## START

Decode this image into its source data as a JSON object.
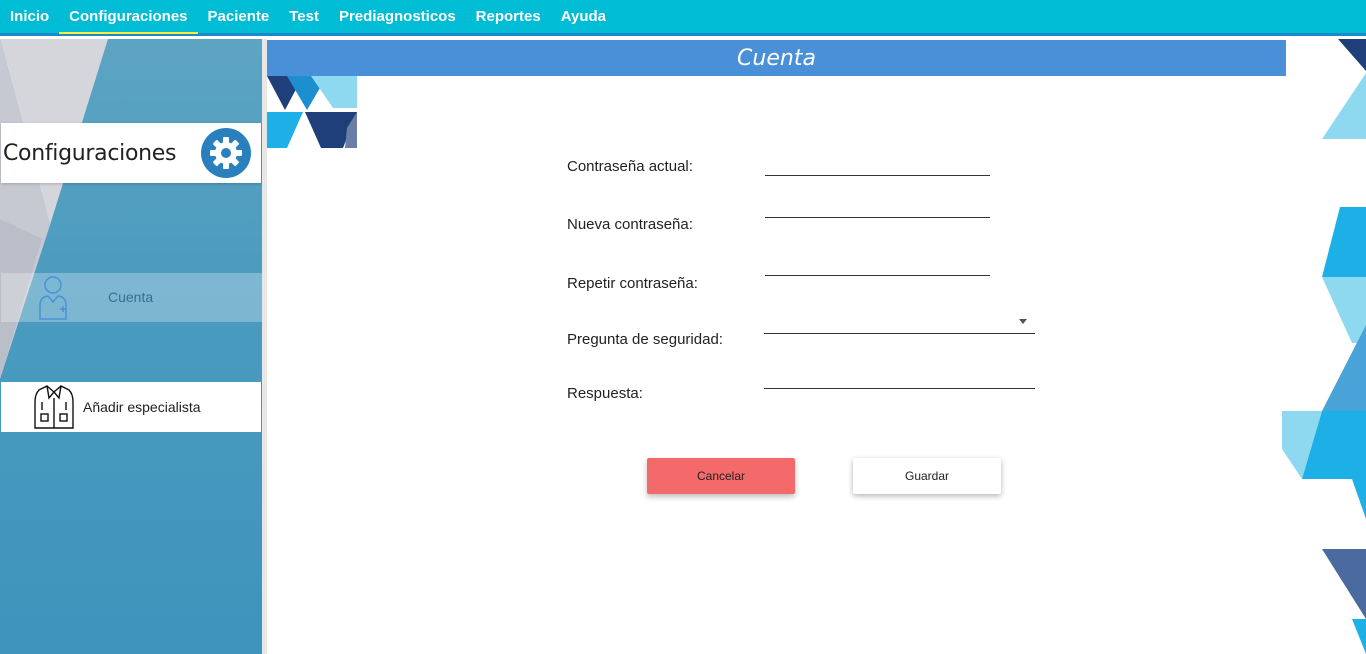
{
  "menu": {
    "items": [
      {
        "label": "Inicio"
      },
      {
        "label": "Configuraciones"
      },
      {
        "label": "Paciente"
      },
      {
        "label": "Test"
      },
      {
        "label": "Prediagnosticos"
      },
      {
        "label": "Reportes"
      },
      {
        "label": "Ayuda"
      }
    ],
    "active": "Configuraciones"
  },
  "sidebar": {
    "section_title": "Configuraciones",
    "section_icon": "gear-icon",
    "items": [
      {
        "label": "Cuenta",
        "icon": "doctor-icon",
        "selected": true
      },
      {
        "label": "Añadir especialista",
        "icon": "lab-coat-icon",
        "selected": false
      }
    ]
  },
  "main": {
    "title": "Cuenta",
    "form": {
      "current_password_label": "Contraseña actual:",
      "current_password_value": "",
      "new_password_label": "Nueva contraseña:",
      "new_password_value": "",
      "repeat_password_label": "Repetir contraseña:",
      "repeat_password_value": "",
      "security_question_label": "Pregunta de seguridad:",
      "security_question_value": "",
      "answer_label": "Respuesta:",
      "answer_value": ""
    },
    "buttons": {
      "cancel_label": "Cancelar",
      "save_label": "Guardar"
    }
  },
  "colors": {
    "menubar": "#00bcd4",
    "header": "#4a90d9",
    "cancel": "#f46a6a",
    "gear_badge": "#2a7fbd"
  }
}
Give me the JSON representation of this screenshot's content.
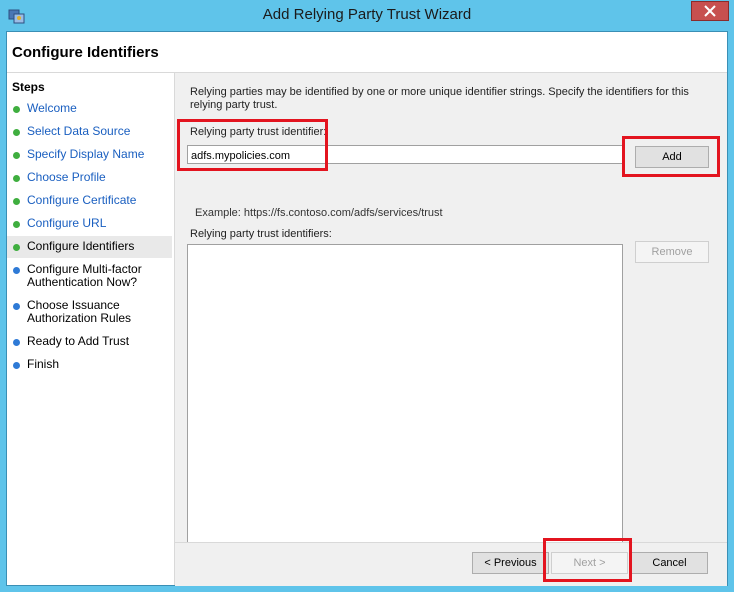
{
  "window": {
    "title": "Add Relying Party Trust Wizard",
    "icons": {
      "app": "wizard-app-icon",
      "close": "close-icon"
    },
    "colors": {
      "frame": "#5fc4ea",
      "close_button": "#c7504f",
      "highlight_box": "#e3141f"
    }
  },
  "page": {
    "title": "Configure Identifiers"
  },
  "steps": {
    "heading": "Steps",
    "items": [
      {
        "label": "Welcome",
        "status": "done"
      },
      {
        "label": "Select Data Source",
        "status": "done"
      },
      {
        "label": "Specify Display Name",
        "status": "done"
      },
      {
        "label": "Choose Profile",
        "status": "done"
      },
      {
        "label": "Configure Certificate",
        "status": "done"
      },
      {
        "label": "Configure URL",
        "status": "done"
      },
      {
        "label": "Configure Identifiers",
        "status": "current"
      },
      {
        "label": "Configure Multi-factor Authentication Now?",
        "status": "pending"
      },
      {
        "label": "Choose Issuance Authorization Rules",
        "status": "pending"
      },
      {
        "label": "Ready to Add Trust",
        "status": "pending"
      },
      {
        "label": "Finish",
        "status": "pending"
      }
    ]
  },
  "main": {
    "description": "Relying parties may be identified by one or more unique identifier strings. Specify the identifiers for this relying party trust.",
    "identifier_label": "Relying party trust identifier:",
    "identifier_value": "adfs.mypolicies.com",
    "add_label": "Add",
    "example": "Example: https://fs.contoso.com/adfs/services/trust",
    "identifiers_label": "Relying party trust identifiers:",
    "identifiers": [],
    "remove_label": "Remove"
  },
  "footer": {
    "previous_label": "< Previous",
    "next_label": "Next >",
    "cancel_label": "Cancel"
  }
}
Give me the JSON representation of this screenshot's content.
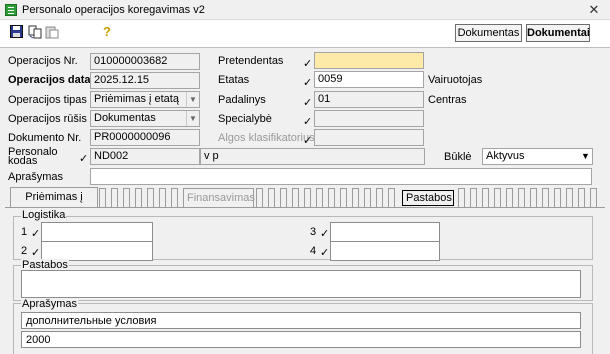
{
  "window": {
    "title": "Personalo operacijos koregavimas v2",
    "close_glyph": "✕"
  },
  "toolbar": {
    "btn_documents": "Dokumentas",
    "btn_documents2": "Dokumentai"
  },
  "icons": {
    "save": "floppy-icon",
    "copy": "copy-icon",
    "help": "help-icon"
  },
  "form": {
    "operation_no_label": "Operacijos Nr.",
    "operation_no": "010000003682",
    "operation_date_label": "Operacijos data",
    "operation_date": "2025.12.15",
    "operation_type_label": "Operacijos tipas",
    "operation_type": "Priėmimas į etatą",
    "operation_kind_label": "Operacijos rūšis",
    "operation_kind": "Dokumentas",
    "document_no_label": "Dokumento Nr.",
    "document_no": "PR0000000096",
    "personal_code_label_1": "Personalo",
    "personal_code_label_2": "kodas",
    "personal_code": "ND002",
    "person_name": "v p",
    "description_label": "Aprašymas",
    "description": "",
    "candidate_label": "Pretendentas",
    "candidate": "",
    "position_label": "Etatas",
    "position": "0059",
    "position_name": "Vairuotojas",
    "department_label": "Padalinys",
    "department": "01",
    "department_name": "Centras",
    "specialty_label": "Specialybė",
    "specialty": "",
    "salary_class_label": "Algos klasifikatorius",
    "salary_class": "",
    "status_label": "Būklė",
    "status": "Aktyvus",
    "check": "✓"
  },
  "tabs": {
    "tab1": "Priėmimas į etatą",
    "tab_finance": "Finansavimas",
    "tab_notes": "Pastabos"
  },
  "pane": {
    "logistics_label": "Logistika",
    "n1": "1",
    "n2": "2",
    "n3": "3",
    "n4": "4",
    "notes_label": "Pastabos",
    "description_label": "Aprašymas",
    "desc_line1": "дополнительные условия",
    "desc_line2": "2000"
  },
  "colors": {
    "yellow_field": "#fde9a8",
    "app_icon": "#2e9d3a"
  }
}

## END

**Aim:**
Copy every record above exactly as written, but leave out the pictures.

**Result of the exercise:**
Decode this image into its source data as a JSON object.
{
  "menu": {
    "items": [
      {
        "label": "Inicio"
      },
      {
        "label": "Configuraciones"
      },
      {
        "label": "Paciente"
      },
      {
        "label": "Test"
      },
      {
        "label": "Prediagnosticos"
      },
      {
        "label": "Reportes"
      },
      {
        "label": "Ayuda"
      }
    ],
    "active": "Configuraciones"
  },
  "sidebar": {
    "section_title": "Configuraciones",
    "section_icon": "gear-icon",
    "items": [
      {
        "label": "Cuenta",
        "icon": "doctor-icon",
        "selected": true
      },
      {
        "label": "Añadir especialista",
        "icon": "lab-coat-icon",
        "selected": false
      }
    ]
  },
  "main": {
    "title": "Cuenta",
    "form": {
      "current_password_label": "Contraseña actual:",
      "current_password_value": "",
      "new_password_label": "Nueva contraseña:",
      "new_password_value": "",
      "repeat_password_label": "Repetir contraseña:",
      "repeat_password_value": "",
      "security_question_label": "Pregunta de seguridad:",
      "security_question_value": "",
      "answer_label": "Respuesta:",
      "answer_value": ""
    },
    "buttons": {
      "cancel_label": "Cancelar",
      "save_label": "Guardar"
    }
  },
  "colors": {
    "menubar": "#00bcd4",
    "header": "#4a90d9",
    "cancel": "#f46a6a",
    "gear_badge": "#2a7fbd"
  }
}
Give me the JSON representation of this screenshot's content.
{
  "window": {
    "title": "Add Relying Party Trust Wizard",
    "icons": {
      "app": "wizard-app-icon",
      "close": "close-icon"
    },
    "colors": {
      "frame": "#5fc4ea",
      "close_button": "#c7504f",
      "highlight_box": "#e3141f"
    }
  },
  "page": {
    "title": "Configure Identifiers"
  },
  "steps": {
    "heading": "Steps",
    "items": [
      {
        "label": "Welcome",
        "status": "done"
      },
      {
        "label": "Select Data Source",
        "status": "done"
      },
      {
        "label": "Specify Display Name",
        "status": "done"
      },
      {
        "label": "Choose Profile",
        "status": "done"
      },
      {
        "label": "Configure Certificate",
        "status": "done"
      },
      {
        "label": "Configure URL",
        "status": "done"
      },
      {
        "label": "Configure Identifiers",
        "status": "current"
      },
      {
        "label": "Configure Multi-factor Authentication Now?",
        "status": "pending"
      },
      {
        "label": "Choose Issuance Authorization Rules",
        "status": "pending"
      },
      {
        "label": "Ready to Add Trust",
        "status": "pending"
      },
      {
        "label": "Finish",
        "status": "pending"
      }
    ]
  },
  "main": {
    "description": "Relying parties may be identified by one or more unique identifier strings. Specify the identifiers for this relying party trust.",
    "identifier_label": "Relying party trust identifier:",
    "identifier_value": "adfs.mypolicies.com",
    "add_label": "Add",
    "example": "Example: https://fs.contoso.com/adfs/services/trust",
    "identifiers_label": "Relying party trust identifiers:",
    "identifiers": [],
    "remove_label": "Remove"
  },
  "footer": {
    "previous_label": "< Previous",
    "next_label": "Next >",
    "cancel_label": "Cancel"
  }
}
Give me the JSON representation of this screenshot's content.
{
  "window": {
    "title": "Personalo operacijos koregavimas v2",
    "close_glyph": "✕"
  },
  "toolbar": {
    "btn_documents": "Dokumentas",
    "btn_documents2": "Dokumentai"
  },
  "icons": {
    "save": "floppy-icon",
    "copy": "copy-icon",
    "help": "help-icon"
  },
  "form": {
    "operation_no_label": "Operacijos Nr.",
    "operation_no": "010000003682",
    "operation_date_label": "Operacijos data",
    "operation_date": "2025.12.15",
    "operation_type_label": "Operacijos tipas",
    "operation_type": "Priėmimas į etatą",
    "operation_kind_label": "Operacijos rūšis",
    "operation_kind": "Dokumentas",
    "document_no_label": "Dokumento Nr.",
    "document_no": "PR0000000096",
    "personal_code_label_1": "Personalo",
    "personal_code_label_2": "kodas",
    "personal_code": "ND002",
    "person_name": "v p",
    "description_label": "Aprašymas",
    "description": "",
    "candidate_label": "Pretendentas",
    "candidate": "",
    "position_label": "Etatas",
    "position": "0059",
    "position_name": "Vairuotojas",
    "department_label": "Padalinys",
    "department": "01",
    "department_name": "Centras",
    "specialty_label": "Specialybė",
    "specialty": "",
    "salary_class_label": "Algos klasifikatorius",
    "salary_class": "",
    "status_label": "Būklė",
    "status": "Aktyvus",
    "check": "✓"
  },
  "tabs": {
    "tab1": "Priėmimas į etatą",
    "tab_finance": "Finansavimas",
    "tab_notes": "Pastabos"
  },
  "pane": {
    "logistics_label": "Logistika",
    "n1": "1",
    "n2": "2",
    "n3": "3",
    "n4": "4",
    "notes_label": "Pastabos",
    "description_label": "Aprašymas",
    "desc_line1": "дополнительные условия",
    "desc_line2": "2000"
  },
  "colors": {
    "yellow_field": "#fde9a8",
    "app_icon": "#2e9d3a"
  }
}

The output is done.